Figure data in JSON

════════

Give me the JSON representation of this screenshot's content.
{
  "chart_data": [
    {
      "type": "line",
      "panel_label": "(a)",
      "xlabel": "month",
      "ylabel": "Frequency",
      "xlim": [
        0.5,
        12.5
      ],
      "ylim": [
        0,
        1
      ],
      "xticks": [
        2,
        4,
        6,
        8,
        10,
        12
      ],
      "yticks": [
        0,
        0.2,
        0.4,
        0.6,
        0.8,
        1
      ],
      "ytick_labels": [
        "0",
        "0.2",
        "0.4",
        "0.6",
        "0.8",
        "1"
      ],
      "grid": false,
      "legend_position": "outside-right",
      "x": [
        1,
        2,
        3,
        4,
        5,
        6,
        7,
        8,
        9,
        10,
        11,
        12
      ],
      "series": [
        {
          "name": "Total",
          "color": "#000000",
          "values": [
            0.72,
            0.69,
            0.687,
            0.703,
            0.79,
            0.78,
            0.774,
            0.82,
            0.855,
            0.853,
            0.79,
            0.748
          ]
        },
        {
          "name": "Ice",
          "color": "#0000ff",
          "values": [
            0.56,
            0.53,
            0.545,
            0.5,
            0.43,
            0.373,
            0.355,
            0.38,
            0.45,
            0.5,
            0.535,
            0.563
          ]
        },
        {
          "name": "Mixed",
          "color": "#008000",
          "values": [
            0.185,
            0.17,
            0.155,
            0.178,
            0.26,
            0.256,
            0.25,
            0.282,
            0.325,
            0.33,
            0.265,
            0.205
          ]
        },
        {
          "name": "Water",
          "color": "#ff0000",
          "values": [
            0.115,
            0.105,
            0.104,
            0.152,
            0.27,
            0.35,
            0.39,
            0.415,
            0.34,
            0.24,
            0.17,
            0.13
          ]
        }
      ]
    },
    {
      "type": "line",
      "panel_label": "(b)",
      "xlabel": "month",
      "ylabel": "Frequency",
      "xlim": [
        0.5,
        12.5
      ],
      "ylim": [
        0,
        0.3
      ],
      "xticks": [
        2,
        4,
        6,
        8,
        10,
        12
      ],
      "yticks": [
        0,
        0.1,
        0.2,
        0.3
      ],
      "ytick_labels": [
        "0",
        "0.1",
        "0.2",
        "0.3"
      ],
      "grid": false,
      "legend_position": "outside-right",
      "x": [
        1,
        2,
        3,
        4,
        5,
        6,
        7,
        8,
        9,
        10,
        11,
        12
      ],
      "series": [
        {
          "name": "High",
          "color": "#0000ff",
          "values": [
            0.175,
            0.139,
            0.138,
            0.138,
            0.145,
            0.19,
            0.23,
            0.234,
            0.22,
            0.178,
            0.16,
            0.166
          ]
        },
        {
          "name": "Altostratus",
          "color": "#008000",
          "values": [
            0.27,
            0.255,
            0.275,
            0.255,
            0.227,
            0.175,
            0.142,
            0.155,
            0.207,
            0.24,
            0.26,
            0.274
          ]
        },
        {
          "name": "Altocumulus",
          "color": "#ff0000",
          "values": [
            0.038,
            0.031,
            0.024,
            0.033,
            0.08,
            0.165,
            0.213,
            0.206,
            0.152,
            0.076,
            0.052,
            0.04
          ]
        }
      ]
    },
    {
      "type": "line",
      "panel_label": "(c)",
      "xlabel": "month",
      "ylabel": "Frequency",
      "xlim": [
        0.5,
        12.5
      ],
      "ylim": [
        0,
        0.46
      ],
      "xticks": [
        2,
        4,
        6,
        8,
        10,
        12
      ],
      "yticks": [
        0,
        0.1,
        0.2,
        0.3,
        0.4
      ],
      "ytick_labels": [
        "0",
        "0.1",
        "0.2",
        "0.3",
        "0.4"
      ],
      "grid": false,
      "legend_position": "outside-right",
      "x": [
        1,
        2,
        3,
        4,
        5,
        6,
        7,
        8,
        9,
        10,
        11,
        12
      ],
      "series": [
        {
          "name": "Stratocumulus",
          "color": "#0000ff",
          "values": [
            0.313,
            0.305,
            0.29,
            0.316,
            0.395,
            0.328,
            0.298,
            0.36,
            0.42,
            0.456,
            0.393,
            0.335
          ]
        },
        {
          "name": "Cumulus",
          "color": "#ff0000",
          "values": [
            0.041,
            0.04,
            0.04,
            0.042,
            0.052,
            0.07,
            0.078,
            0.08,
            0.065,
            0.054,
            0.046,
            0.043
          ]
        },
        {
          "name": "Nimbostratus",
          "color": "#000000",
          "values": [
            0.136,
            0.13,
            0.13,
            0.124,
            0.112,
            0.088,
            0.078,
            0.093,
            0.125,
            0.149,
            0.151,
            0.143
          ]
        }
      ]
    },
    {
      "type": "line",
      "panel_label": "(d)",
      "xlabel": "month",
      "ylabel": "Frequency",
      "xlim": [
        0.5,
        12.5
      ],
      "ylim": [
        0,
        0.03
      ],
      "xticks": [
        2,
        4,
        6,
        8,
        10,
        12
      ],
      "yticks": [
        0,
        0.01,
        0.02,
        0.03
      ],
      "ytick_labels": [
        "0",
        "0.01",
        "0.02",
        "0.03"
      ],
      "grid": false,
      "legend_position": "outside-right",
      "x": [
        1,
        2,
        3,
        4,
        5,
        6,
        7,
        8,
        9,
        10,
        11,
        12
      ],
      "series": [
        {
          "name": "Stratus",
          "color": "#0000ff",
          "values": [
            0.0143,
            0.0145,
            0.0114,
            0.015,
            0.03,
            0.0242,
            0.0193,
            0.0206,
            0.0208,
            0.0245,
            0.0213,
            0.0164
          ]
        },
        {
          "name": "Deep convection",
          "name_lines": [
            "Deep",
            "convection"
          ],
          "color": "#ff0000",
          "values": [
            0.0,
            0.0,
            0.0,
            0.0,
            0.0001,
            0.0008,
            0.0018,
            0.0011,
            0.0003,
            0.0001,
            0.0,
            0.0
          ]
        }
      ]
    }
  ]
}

════════

THE PROBLEM |
Extract all lines as given.

WRITTEN RESPONSE |
Give me the JSON representation of this screenshot's content.
{
  "chart_data": [
    {
      "type": "line",
      "panel_label": "(a)",
      "xlabel": "month",
      "ylabel": "Frequency",
      "xlim": [
        0.5,
        12.5
      ],
      "ylim": [
        0,
        1
      ],
      "xticks": [
        2,
        4,
        6,
        8,
        10,
        12
      ],
      "yticks": [
        0,
        0.2,
        0.4,
        0.6,
        0.8,
        1
      ],
      "ytick_labels": [
        "0",
        "0.2",
        "0.4",
        "0.6",
        "0.8",
        "1"
      ],
      "grid": false,
      "legend_position": "outside-right",
      "x": [
        1,
        2,
        3,
        4,
        5,
        6,
        7,
        8,
        9,
        10,
        11,
        12
      ],
      "series": [
        {
          "name": "Total",
          "color": "#000000",
          "values": [
            0.72,
            0.69,
            0.687,
            0.703,
            0.79,
            0.78,
            0.774,
            0.82,
            0.855,
            0.853,
            0.79,
            0.748
          ]
        },
        {
          "name": "Ice",
          "color": "#0000ff",
          "values": [
            0.56,
            0.53,
            0.545,
            0.5,
            0.43,
            0.373,
            0.355,
            0.38,
            0.45,
            0.5,
            0.535,
            0.563
          ]
        },
        {
          "name": "Mixed",
          "color": "#008000",
          "values": [
            0.185,
            0.17,
            0.155,
            0.178,
            0.26,
            0.256,
            0.25,
            0.282,
            0.325,
            0.33,
            0.265,
            0.205
          ]
        },
        {
          "name": "Water",
          "color": "#ff0000",
          "values": [
            0.115,
            0.105,
            0.104,
            0.152,
            0.27,
            0.35,
            0.39,
            0.415,
            0.34,
            0.24,
            0.17,
            0.13
          ]
        }
      ]
    },
    {
      "type": "line",
      "panel_label": "(b)",
      "xlabel": "month",
      "ylabel": "Frequency",
      "xlim": [
        0.5,
        12.5
      ],
      "ylim": [
        0,
        0.3
      ],
      "xticks": [
        2,
        4,
        6,
        8,
        10,
        12
      ],
      "yticks": [
        0,
        0.1,
        0.2,
        0.3
      ],
      "ytick_labels": [
        "0",
        "0.1",
        "0.2",
        "0.3"
      ],
      "grid": false,
      "legend_position": "outside-right",
      "x": [
        1,
        2,
        3,
        4,
        5,
        6,
        7,
        8,
        9,
        10,
        11,
        12
      ],
      "series": [
        {
          "name": "High",
          "color": "#0000ff",
          "values": [
            0.175,
            0.139,
            0.138,
            0.138,
            0.145,
            0.19,
            0.23,
            0.234,
            0.22,
            0.178,
            0.16,
            0.166
          ]
        },
        {
          "name": "Altostratus",
          "color": "#008000",
          "values": [
            0.27,
            0.255,
            0.275,
            0.255,
            0.227,
            0.175,
            0.142,
            0.155,
            0.207,
            0.24,
            0.26,
            0.274
          ]
        },
        {
          "name": "Altocumulus",
          "color": "#ff0000",
          "values": [
            0.038,
            0.031,
            0.024,
            0.033,
            0.08,
            0.165,
            0.213,
            0.206,
            0.152,
            0.076,
            0.052,
            0.04
          ]
        }
      ]
    },
    {
      "type": "line",
      "panel_label": "(c)",
      "xlabel": "month",
      "ylabel": "Frequency",
      "xlim": [
        0.5,
        12.5
      ],
      "ylim": [
        0,
        0.46
      ],
      "xticks": [
        2,
        4,
        6,
        8,
        10,
        12
      ],
      "yticks": [
        0,
        0.1,
        0.2,
        0.3,
        0.4
      ],
      "ytick_labels": [
        "0",
        "0.1",
        "0.2",
        "0.3",
        "0.4"
      ],
      "grid": false,
      "legend_position": "outside-right",
      "x": [
        1,
        2,
        3,
        4,
        5,
        6,
        7,
        8,
        9,
        10,
        11,
        12
      ],
      "series": [
        {
          "name": "Stratocumulus",
          "color": "#0000ff",
          "values": [
            0.313,
            0.305,
            0.29,
            0.316,
            0.395,
            0.328,
            0.298,
            0.36,
            0.42,
            0.456,
            0.393,
            0.335
          ]
        },
        {
          "name": "Cumulus",
          "color": "#ff0000",
          "values": [
            0.041,
            0.04,
            0.04,
            0.042,
            0.052,
            0.07,
            0.078,
            0.08,
            0.065,
            0.054,
            0.046,
            0.043
          ]
        },
        {
          "name": "Nimbostratus",
          "color": "#000000",
          "values": [
            0.136,
            0.13,
            0.13,
            0.124,
            0.112,
            0.088,
            0.078,
            0.093,
            0.125,
            0.149,
            0.151,
            0.143
          ]
        }
      ]
    },
    {
      "type": "line",
      "panel_label": "(d)",
      "xlabel": "month",
      "ylabel": "Frequency",
      "xlim": [
        0.5,
        12.5
      ],
      "ylim": [
        0,
        0.03
      ],
      "xticks": [
        2,
        4,
        6,
        8,
        10,
        12
      ],
      "yticks": [
        0,
        0.01,
        0.02,
        0.03
      ],
      "ytick_labels": [
        "0",
        "0.01",
        "0.02",
        "0.03"
      ],
      "grid": false,
      "legend_position": "outside-right",
      "x": [
        1,
        2,
        3,
        4,
        5,
        6,
        7,
        8,
        9,
        10,
        11,
        12
      ],
      "series": [
        {
          "name": "Stratus",
          "color": "#0000ff",
          "values": [
            0.0143,
            0.0145,
            0.0114,
            0.015,
            0.03,
            0.0242,
            0.0193,
            0.0206,
            0.0208,
            0.0245,
            0.0213,
            0.0164
          ]
        },
        {
          "name": "Deep convection",
          "name_lines": [
            "Deep",
            "convection"
          ],
          "color": "#ff0000",
          "values": [
            0.0,
            0.0,
            0.0,
            0.0,
            0.0001,
            0.0008,
            0.0018,
            0.0011,
            0.0003,
            0.0001,
            0.0,
            0.0
          ]
        }
      ]
    }
  ]
}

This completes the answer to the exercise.